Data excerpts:
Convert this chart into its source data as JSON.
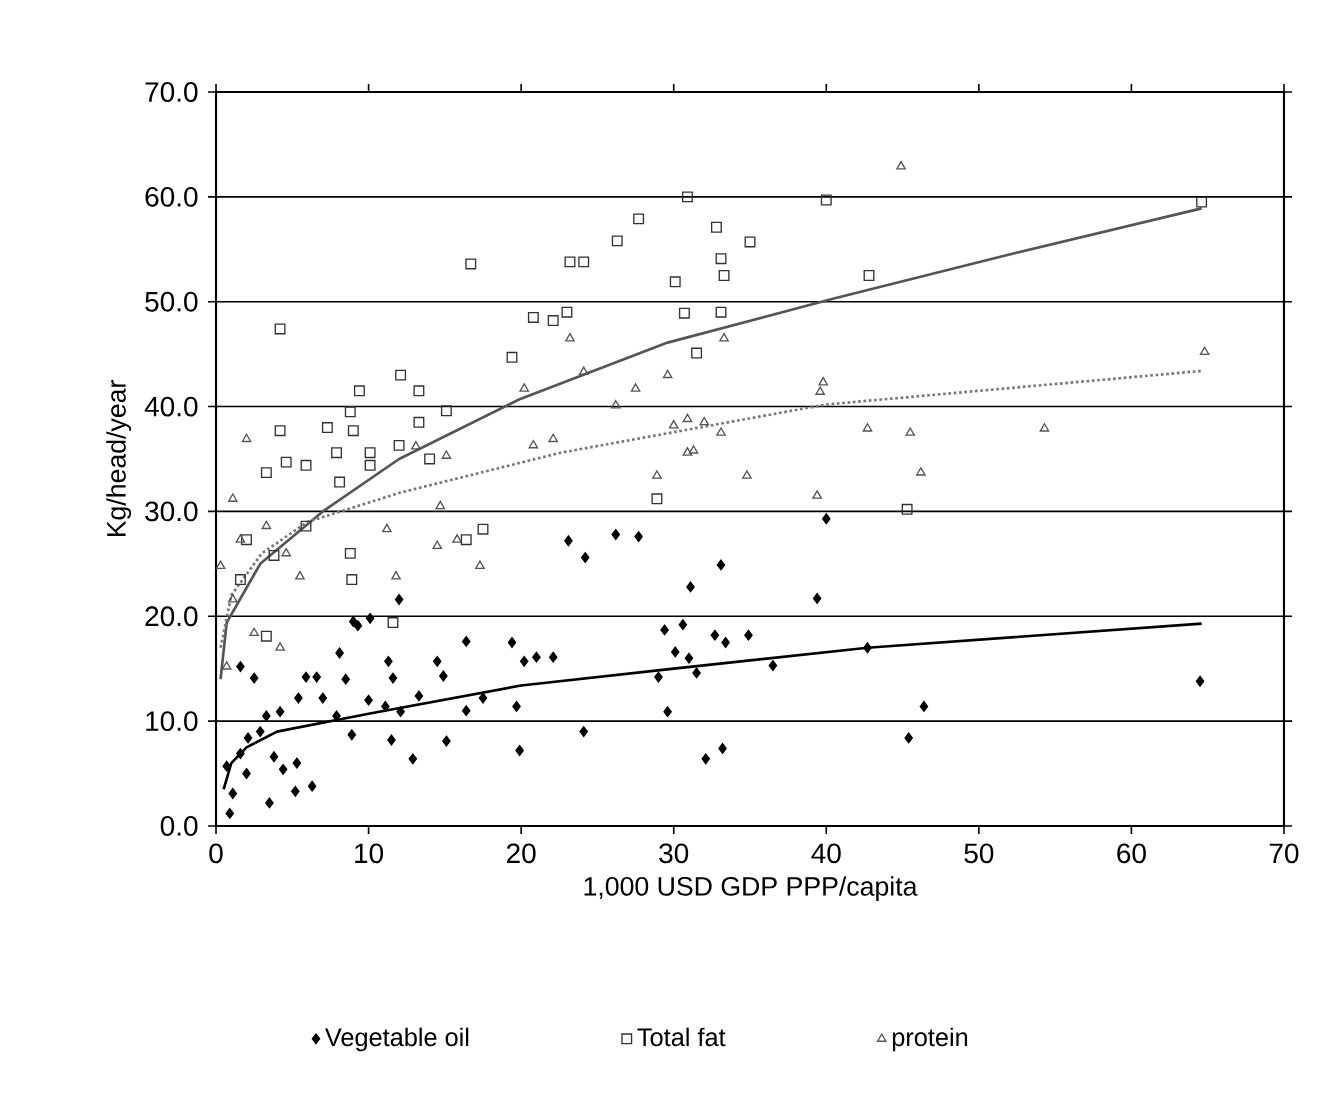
{
  "chart_data": {
    "type": "scatter",
    "xlabel": "1,000 USD GDP PPP/capita",
    "ylabel": "Kg/head/year",
    "xlim": [
      0,
      70
    ],
    "ylim": [
      0,
      70
    ],
    "xticks": [
      0,
      10,
      20,
      30,
      40,
      50,
      60,
      70
    ],
    "yticks": [
      {
        "value": 0,
        "label": "0.0"
      },
      {
        "value": 10,
        "label": "10.0"
      },
      {
        "value": 20,
        "label": "20.0"
      },
      {
        "value": 30,
        "label": "30.0"
      },
      {
        "value": 40,
        "label": "40.0"
      },
      {
        "value": 50,
        "label": "50.0"
      },
      {
        "value": 60,
        "label": "60.0"
      },
      {
        "value": 70,
        "label": "70.0"
      }
    ],
    "grid": "y",
    "legend": "bottom",
    "series": [
      {
        "name": "Vegetable oil",
        "color": "#000000",
        "marker": "diamond",
        "x": [
          23.1,
          24.2,
          26.2,
          27.7,
          33.1,
          31.1,
          39.4,
          40.0,
          29.4,
          30.6,
          32.7,
          33.4,
          34.9,
          30.1,
          31.0,
          29.0,
          31.5,
          36.5,
          42.7,
          29.6,
          24.1,
          32.1,
          33.2,
          45.4,
          46.4,
          64.5,
          12.0,
          16.4,
          19.4,
          20.2,
          21.0,
          22.1,
          9.3,
          9.0,
          10.1,
          8.1,
          11.3,
          11.6,
          14.5,
          14.9,
          5.9,
          6.6,
          7.0,
          5.4,
          8.5,
          10.0,
          11.1,
          12.1,
          13.3,
          16.4,
          17.5,
          19.7,
          7.9,
          8.9,
          11.5,
          12.9,
          15.1,
          19.9,
          4.2,
          3.3,
          5.3,
          6.3,
          5.2,
          3.5,
          4.4,
          3.8,
          2.1,
          2.5,
          1.6,
          2.0,
          1.1,
          0.9,
          1.6,
          0.7,
          2.9
        ],
        "values": [
          27.2,
          25.6,
          27.8,
          27.6,
          24.9,
          22.8,
          21.7,
          29.3,
          18.7,
          19.2,
          18.2,
          17.5,
          18.2,
          16.6,
          16.0,
          14.2,
          14.6,
          15.3,
          17.0,
          10.9,
          9.0,
          6.4,
          7.4,
          8.4,
          11.4,
          13.8,
          21.6,
          17.6,
          17.5,
          15.7,
          16.1,
          16.1,
          19.1,
          19.5,
          19.8,
          16.5,
          15.7,
          14.1,
          15.7,
          14.3,
          14.2,
          14.2,
          12.2,
          12.2,
          14.0,
          12.0,
          11.4,
          10.9,
          12.4,
          11.0,
          12.2,
          11.4,
          10.5,
          8.7,
          8.2,
          6.4,
          8.1,
          7.2,
          10.9,
          10.5,
          6.0,
          3.8,
          3.3,
          2.2,
          5.4,
          6.6,
          8.4,
          14.1,
          15.2,
          5.0,
          3.1,
          1.2,
          6.9,
          5.7,
          9.0
        ]
      },
      {
        "name": "Total fat",
        "color": "#333333",
        "marker": "square",
        "x": [
          4.2,
          16.7,
          23.2,
          24.1,
          20.8,
          22.1,
          19.4,
          12.1,
          13.3,
          9.4,
          15.1,
          8.8,
          13.3,
          4.2,
          7.3,
          9.0,
          7.9,
          10.1,
          12.0,
          14.0,
          4.6,
          3.3,
          5.9,
          8.1,
          10.1,
          30.9,
          27.7,
          26.3,
          32.8,
          35.0,
          33.1,
          33.3,
          30.1,
          40.0,
          42.8,
          64.6,
          30.7,
          33.1,
          31.5,
          23.0,
          28.9,
          45.3,
          17.5,
          16.4,
          8.9,
          11.6,
          8.8,
          5.9,
          3.8,
          2.0,
          1.6,
          3.3
        ],
        "values": [
          47.4,
          53.6,
          53.8,
          53.8,
          48.5,
          48.2,
          44.7,
          43.0,
          41.5,
          41.5,
          39.6,
          39.5,
          38.5,
          37.7,
          38.0,
          37.7,
          35.6,
          35.6,
          36.3,
          35.0,
          34.7,
          33.7,
          34.4,
          32.8,
          34.4,
          60.0,
          57.9,
          55.8,
          57.1,
          55.7,
          54.1,
          52.5,
          51.9,
          59.7,
          52.5,
          59.5,
          48.9,
          49.0,
          45.1,
          49.0,
          31.2,
          30.2,
          28.3,
          27.3,
          23.5,
          19.4,
          26.0,
          28.6,
          25.8,
          27.3,
          23.5,
          18.1
        ]
      },
      {
        "name": "protein",
        "color": "#555555",
        "marker": "triangle",
        "x": [
          2.0,
          20.2,
          20.8,
          22.1,
          24.1,
          23.2,
          15.1,
          13.1,
          14.7,
          1.1,
          33.3,
          29.6,
          27.5,
          26.2,
          39.8,
          39.6,
          64.8,
          42.7,
          45.5,
          46.2,
          34.8,
          28.9,
          31.3,
          33.1,
          30.0,
          30.9,
          32.0,
          39.4,
          44.9,
          54.3,
          30.9,
          11.2,
          11.8,
          17.3,
          14.5,
          15.8,
          5.5,
          4.6,
          3.3,
          1.6,
          1.1,
          2.5,
          4.2,
          0.7,
          0.3
        ],
        "values": [
          36.9,
          41.7,
          36.3,
          36.9,
          43.3,
          46.5,
          35.3,
          36.2,
          30.5,
          31.2,
          46.5,
          43.0,
          41.7,
          40.1,
          42.3,
          41.4,
          45.2,
          37.9,
          37.5,
          33.7,
          33.4,
          33.4,
          35.8,
          37.5,
          38.2,
          38.8,
          38.5,
          31.5,
          62.9,
          37.9,
          35.6,
          28.3,
          23.8,
          24.8,
          26.7,
          27.3,
          23.8,
          26.0,
          28.6,
          27.3,
          21.6,
          18.4,
          17.0,
          15.2,
          24.8
        ]
      },
      {
        "type": "line",
        "color": "#000000",
        "line_style": "solid",
        "x": [
          0.5,
          1,
          2,
          4,
          10,
          20,
          30,
          42.7,
          64.6
        ],
        "values": [
          3.5,
          6,
          7.5,
          9,
          10.7,
          13.4,
          15,
          17,
          19.3
        ]
      },
      {
        "type": "line",
        "color": "#555555",
        "line_style": "solid",
        "x": [
          0.3,
          0.7,
          2.9,
          7,
          12,
          19.9,
          29.6,
          40.5,
          52,
          64.6
        ],
        "values": [
          14,
          19.4,
          25,
          30,
          35,
          40.7,
          46.1,
          50.3,
          54.5,
          58.9
        ]
      },
      {
        "type": "line",
        "color": "#777777",
        "line_style": "dotted",
        "x": [
          0.3,
          1,
          3,
          6,
          12.1,
          22.6,
          40,
          64.6
        ],
        "values": [
          17,
          22,
          26,
          29,
          31.8,
          35.6,
          40.2,
          43.4
        ]
      }
    ]
  }
}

(WORK TASK):
Copy the records shown above in their entirety and exactly; images are to be left out.

(RESULT OF THE EXERCISE):
Convert this chart into its source data as JSON.
{
  "chart_data": {
    "type": "scatter",
    "xlabel": "1,000 USD GDP PPP/capita",
    "ylabel": "Kg/head/year",
    "xlim": [
      0,
      70
    ],
    "ylim": [
      0,
      70
    ],
    "xticks": [
      0,
      10,
      20,
      30,
      40,
      50,
      60,
      70
    ],
    "yticks": [
      {
        "value": 0,
        "label": "0.0"
      },
      {
        "value": 10,
        "label": "10.0"
      },
      {
        "value": 20,
        "label": "20.0"
      },
      {
        "value": 30,
        "label": "30.0"
      },
      {
        "value": 40,
        "label": "40.0"
      },
      {
        "value": 50,
        "label": "50.0"
      },
      {
        "value": 60,
        "label": "60.0"
      },
      {
        "value": 70,
        "label": "70.0"
      }
    ],
    "grid": "y",
    "legend": "bottom",
    "series": [
      {
        "name": "Vegetable oil",
        "color": "#000000",
        "marker": "diamond",
        "x": [
          23.1,
          24.2,
          26.2,
          27.7,
          33.1,
          31.1,
          39.4,
          40.0,
          29.4,
          30.6,
          32.7,
          33.4,
          34.9,
          30.1,
          31.0,
          29.0,
          31.5,
          36.5,
          42.7,
          29.6,
          24.1,
          32.1,
          33.2,
          45.4,
          46.4,
          64.5,
          12.0,
          16.4,
          19.4,
          20.2,
          21.0,
          22.1,
          9.3,
          9.0,
          10.1,
          8.1,
          11.3,
          11.6,
          14.5,
          14.9,
          5.9,
          6.6,
          7.0,
          5.4,
          8.5,
          10.0,
          11.1,
          12.1,
          13.3,
          16.4,
          17.5,
          19.7,
          7.9,
          8.9,
          11.5,
          12.9,
          15.1,
          19.9,
          4.2,
          3.3,
          5.3,
          6.3,
          5.2,
          3.5,
          4.4,
          3.8,
          2.1,
          2.5,
          1.6,
          2.0,
          1.1,
          0.9,
          1.6,
          0.7,
          2.9
        ],
        "values": [
          27.2,
          25.6,
          27.8,
          27.6,
          24.9,
          22.8,
          21.7,
          29.3,
          18.7,
          19.2,
          18.2,
          17.5,
          18.2,
          16.6,
          16.0,
          14.2,
          14.6,
          15.3,
          17.0,
          10.9,
          9.0,
          6.4,
          7.4,
          8.4,
          11.4,
          13.8,
          21.6,
          17.6,
          17.5,
          15.7,
          16.1,
          16.1,
          19.1,
          19.5,
          19.8,
          16.5,
          15.7,
          14.1,
          15.7,
          14.3,
          14.2,
          14.2,
          12.2,
          12.2,
          14.0,
          12.0,
          11.4,
          10.9,
          12.4,
          11.0,
          12.2,
          11.4,
          10.5,
          8.7,
          8.2,
          6.4,
          8.1,
          7.2,
          10.9,
          10.5,
          6.0,
          3.8,
          3.3,
          2.2,
          5.4,
          6.6,
          8.4,
          14.1,
          15.2,
          5.0,
          3.1,
          1.2,
          6.9,
          5.7,
          9.0
        ]
      },
      {
        "name": "Total fat",
        "color": "#333333",
        "marker": "square",
        "x": [
          4.2,
          16.7,
          23.2,
          24.1,
          20.8,
          22.1,
          19.4,
          12.1,
          13.3,
          9.4,
          15.1,
          8.8,
          13.3,
          4.2,
          7.3,
          9.0,
          7.9,
          10.1,
          12.0,
          14.0,
          4.6,
          3.3,
          5.9,
          8.1,
          10.1,
          30.9,
          27.7,
          26.3,
          32.8,
          35.0,
          33.1,
          33.3,
          30.1,
          40.0,
          42.8,
          64.6,
          30.7,
          33.1,
          31.5,
          23.0,
          28.9,
          45.3,
          17.5,
          16.4,
          8.9,
          11.6,
          8.8,
          5.9,
          3.8,
          2.0,
          1.6,
          3.3
        ],
        "values": [
          47.4,
          53.6,
          53.8,
          53.8,
          48.5,
          48.2,
          44.7,
          43.0,
          41.5,
          41.5,
          39.6,
          39.5,
          38.5,
          37.7,
          38.0,
          37.7,
          35.6,
          35.6,
          36.3,
          35.0,
          34.7,
          33.7,
          34.4,
          32.8,
          34.4,
          60.0,
          57.9,
          55.8,
          57.1,
          55.7,
          54.1,
          52.5,
          51.9,
          59.7,
          52.5,
          59.5,
          48.9,
          49.0,
          45.1,
          49.0,
          31.2,
          30.2,
          28.3,
          27.3,
          23.5,
          19.4,
          26.0,
          28.6,
          25.8,
          27.3,
          23.5,
          18.1
        ]
      },
      {
        "name": "protein",
        "color": "#555555",
        "marker": "triangle",
        "x": [
          2.0,
          20.2,
          20.8,
          22.1,
          24.1,
          23.2,
          15.1,
          13.1,
          14.7,
          1.1,
          33.3,
          29.6,
          27.5,
          26.2,
          39.8,
          39.6,
          64.8,
          42.7,
          45.5,
          46.2,
          34.8,
          28.9,
          31.3,
          33.1,
          30.0,
          30.9,
          32.0,
          39.4,
          44.9,
          54.3,
          30.9,
          11.2,
          11.8,
          17.3,
          14.5,
          15.8,
          5.5,
          4.6,
          3.3,
          1.6,
          1.1,
          2.5,
          4.2,
          0.7,
          0.3
        ],
        "values": [
          36.9,
          41.7,
          36.3,
          36.9,
          43.3,
          46.5,
          35.3,
          36.2,
          30.5,
          31.2,
          46.5,
          43.0,
          41.7,
          40.1,
          42.3,
          41.4,
          45.2,
          37.9,
          37.5,
          33.7,
          33.4,
          33.4,
          35.8,
          37.5,
          38.2,
          38.8,
          38.5,
          31.5,
          62.9,
          37.9,
          35.6,
          28.3,
          23.8,
          24.8,
          26.7,
          27.3,
          23.8,
          26.0,
          28.6,
          27.3,
          21.6,
          18.4,
          17.0,
          15.2,
          24.8
        ]
      },
      {
        "type": "line",
        "color": "#000000",
        "line_style": "solid",
        "x": [
          0.5,
          1,
          2,
          4,
          10,
          20,
          30,
          42.7,
          64.6
        ],
        "values": [
          3.5,
          6,
          7.5,
          9,
          10.7,
          13.4,
          15,
          17,
          19.3
        ]
      },
      {
        "type": "line",
        "color": "#555555",
        "line_style": "solid",
        "x": [
          0.3,
          0.7,
          2.9,
          7,
          12,
          19.9,
          29.6,
          40.5,
          52,
          64.6
        ],
        "values": [
          14,
          19.4,
          25,
          30,
          35,
          40.7,
          46.1,
          50.3,
          54.5,
          58.9
        ]
      },
      {
        "type": "line",
        "color": "#777777",
        "line_style": "dotted",
        "x": [
          0.3,
          1,
          3,
          6,
          12.1,
          22.6,
          40,
          64.6
        ],
        "values": [
          17,
          22,
          26,
          29,
          31.8,
          35.6,
          40.2,
          43.4
        ]
      }
    ]
  }
}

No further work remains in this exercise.